**Short problem**
Copy the records below word for word, omitting the pictures.

-- start Data listing --

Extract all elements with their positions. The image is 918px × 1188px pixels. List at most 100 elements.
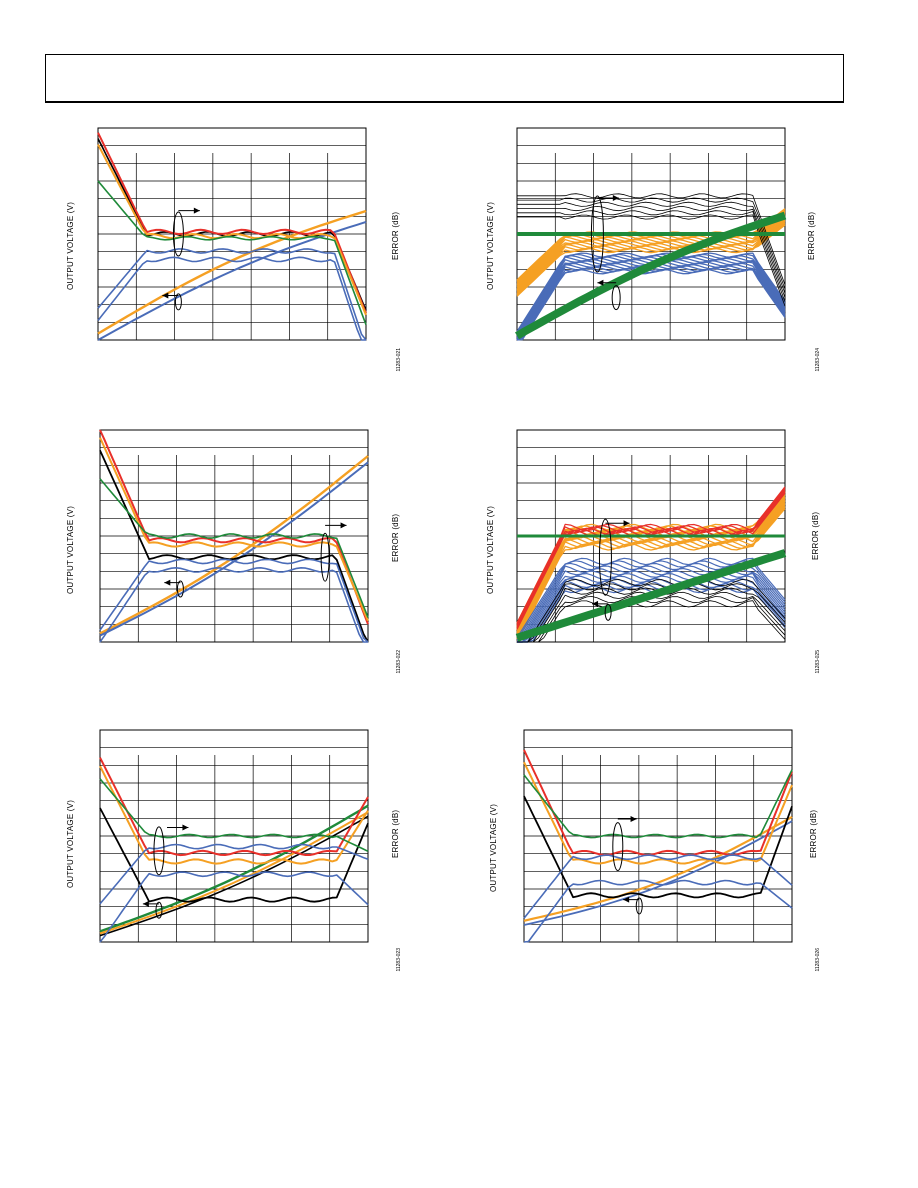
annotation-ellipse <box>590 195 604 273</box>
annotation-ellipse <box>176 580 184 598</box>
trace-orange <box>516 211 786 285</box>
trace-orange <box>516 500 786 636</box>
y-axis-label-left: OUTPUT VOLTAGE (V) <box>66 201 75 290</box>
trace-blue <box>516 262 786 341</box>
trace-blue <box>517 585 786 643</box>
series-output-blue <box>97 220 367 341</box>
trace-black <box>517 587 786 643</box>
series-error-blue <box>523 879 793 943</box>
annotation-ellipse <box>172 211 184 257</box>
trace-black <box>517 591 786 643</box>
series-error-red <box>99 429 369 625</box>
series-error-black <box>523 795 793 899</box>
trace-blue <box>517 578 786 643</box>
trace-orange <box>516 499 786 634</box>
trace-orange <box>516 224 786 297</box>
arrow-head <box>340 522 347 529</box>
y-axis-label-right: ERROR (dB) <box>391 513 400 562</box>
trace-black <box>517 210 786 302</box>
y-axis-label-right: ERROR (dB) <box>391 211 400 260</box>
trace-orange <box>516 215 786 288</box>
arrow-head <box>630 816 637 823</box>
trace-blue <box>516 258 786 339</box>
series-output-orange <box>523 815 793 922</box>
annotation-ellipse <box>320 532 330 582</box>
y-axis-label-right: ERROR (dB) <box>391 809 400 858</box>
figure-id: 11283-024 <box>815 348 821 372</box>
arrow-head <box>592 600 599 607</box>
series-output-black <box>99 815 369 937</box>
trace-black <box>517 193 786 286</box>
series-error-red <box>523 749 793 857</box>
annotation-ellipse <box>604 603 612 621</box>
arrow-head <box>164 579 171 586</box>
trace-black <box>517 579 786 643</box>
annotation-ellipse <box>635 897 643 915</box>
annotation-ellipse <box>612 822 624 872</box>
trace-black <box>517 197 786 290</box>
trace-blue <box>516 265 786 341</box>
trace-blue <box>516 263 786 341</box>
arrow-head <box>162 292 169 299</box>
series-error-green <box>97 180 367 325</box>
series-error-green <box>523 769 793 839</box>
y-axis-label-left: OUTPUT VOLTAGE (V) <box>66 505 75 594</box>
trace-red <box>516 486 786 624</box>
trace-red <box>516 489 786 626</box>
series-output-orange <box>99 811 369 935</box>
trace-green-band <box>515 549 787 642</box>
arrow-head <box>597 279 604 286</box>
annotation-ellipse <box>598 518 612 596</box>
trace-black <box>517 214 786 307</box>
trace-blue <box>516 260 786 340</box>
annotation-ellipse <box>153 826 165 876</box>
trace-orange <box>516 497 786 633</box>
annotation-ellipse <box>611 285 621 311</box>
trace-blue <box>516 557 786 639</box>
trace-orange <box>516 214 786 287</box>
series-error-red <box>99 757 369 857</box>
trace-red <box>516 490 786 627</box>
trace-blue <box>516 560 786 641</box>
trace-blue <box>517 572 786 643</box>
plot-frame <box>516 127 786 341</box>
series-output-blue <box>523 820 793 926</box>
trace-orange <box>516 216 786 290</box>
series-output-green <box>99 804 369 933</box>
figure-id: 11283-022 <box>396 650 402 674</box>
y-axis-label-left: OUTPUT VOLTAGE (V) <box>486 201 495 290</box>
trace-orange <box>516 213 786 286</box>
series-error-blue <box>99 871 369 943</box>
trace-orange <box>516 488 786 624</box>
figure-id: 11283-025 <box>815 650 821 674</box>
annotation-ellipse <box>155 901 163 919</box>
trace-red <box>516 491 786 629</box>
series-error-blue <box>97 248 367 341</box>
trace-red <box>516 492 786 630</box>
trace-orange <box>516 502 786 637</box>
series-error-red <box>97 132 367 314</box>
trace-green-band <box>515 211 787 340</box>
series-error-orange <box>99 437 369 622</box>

-- end Data listing --

**Result below**
Extract all elements with their positions. The image is 918px × 1188px pixels. List at most 100 elements.
annotation-ellipse <box>590 195 604 273</box>
annotation-ellipse <box>176 580 184 598</box>
trace-orange <box>516 211 786 285</box>
trace-orange <box>516 500 786 636</box>
y-axis-label-left: OUTPUT VOLTAGE (V) <box>66 201 75 290</box>
trace-blue <box>516 262 786 341</box>
trace-blue <box>517 585 786 643</box>
series-output-blue <box>97 220 367 341</box>
trace-black <box>517 587 786 643</box>
series-error-blue <box>523 879 793 943</box>
annotation-ellipse <box>172 211 184 257</box>
trace-black <box>517 591 786 643</box>
series-error-red <box>99 429 369 625</box>
series-error-black <box>523 795 793 899</box>
trace-blue <box>517 578 786 643</box>
trace-orange <box>516 499 786 634</box>
trace-orange <box>516 224 786 297</box>
arrow-head <box>340 522 347 529</box>
y-axis-label-right: ERROR (dB) <box>391 513 400 562</box>
trace-black <box>517 210 786 302</box>
y-axis-label-right: ERROR (dB) <box>391 211 400 260</box>
trace-orange <box>516 215 786 288</box>
arrow-head <box>630 816 637 823</box>
trace-blue <box>516 258 786 339</box>
series-output-orange <box>523 815 793 922</box>
annotation-ellipse <box>320 532 330 582</box>
y-axis-label-right: ERROR (dB) <box>391 809 400 858</box>
figure-id: 11283-024 <box>815 348 821 372</box>
arrow-head <box>592 600 599 607</box>
series-output-black <box>99 815 369 937</box>
trace-black <box>517 193 786 286</box>
series-error-red <box>523 749 793 857</box>
annotation-ellipse <box>604 603 612 621</box>
arrow-head <box>164 579 171 586</box>
trace-black <box>517 579 786 643</box>
annotation-ellipse <box>635 897 643 915</box>
annotation-ellipse <box>612 822 624 872</box>
trace-black <box>517 197 786 290</box>
trace-blue <box>516 265 786 341</box>
trace-blue <box>516 263 786 341</box>
arrow-head <box>162 292 169 299</box>
series-error-green <box>97 180 367 325</box>
series-error-green <box>523 769 793 839</box>
y-axis-label-left: OUTPUT VOLTAGE (V) <box>66 505 75 594</box>
trace-red <box>516 486 786 624</box>
trace-red <box>516 489 786 626</box>
series-output-orange <box>99 811 369 935</box>
trace-green-band <box>515 549 787 642</box>
arrow-head <box>597 279 604 286</box>
annotation-ellipse <box>598 518 612 596</box>
trace-black <box>517 214 786 307</box>
trace-blue <box>516 260 786 340</box>
annotation-ellipse <box>153 826 165 876</box>
trace-orange <box>516 497 786 633</box>
annotation-ellipse <box>611 285 621 311</box>
trace-blue <box>516 557 786 639</box>
trace-orange <box>516 214 786 287</box>
series-error-red <box>99 757 369 857</box>
trace-red <box>516 490 786 627</box>
trace-blue <box>516 560 786 641</box>
trace-blue <box>517 572 786 643</box>
plot-frame <box>516 127 786 341</box>
series-output-blue <box>523 820 793 926</box>
trace-orange <box>516 216 786 290</box>
series-output-green <box>99 804 369 933</box>
figure-id: 11283-022 <box>396 650 402 674</box>
y-axis-label-left: OUTPUT VOLTAGE (V) <box>486 201 495 290</box>
trace-orange <box>516 213 786 286</box>
series-error-blue <box>99 871 369 943</box>
trace-orange <box>516 488 786 624</box>
figure-id: 11283-025 <box>815 650 821 674</box>
annotation-ellipse <box>155 901 163 919</box>
trace-red <box>516 491 786 629</box>
series-error-blue <box>97 248 367 341</box>
trace-red <box>516 492 786 630</box>
trace-orange <box>516 502 786 637</box>
series-error-red <box>97 132 367 314</box>
trace-green-band <box>515 211 787 340</box>
series-error-orange <box>99 437 369 622</box>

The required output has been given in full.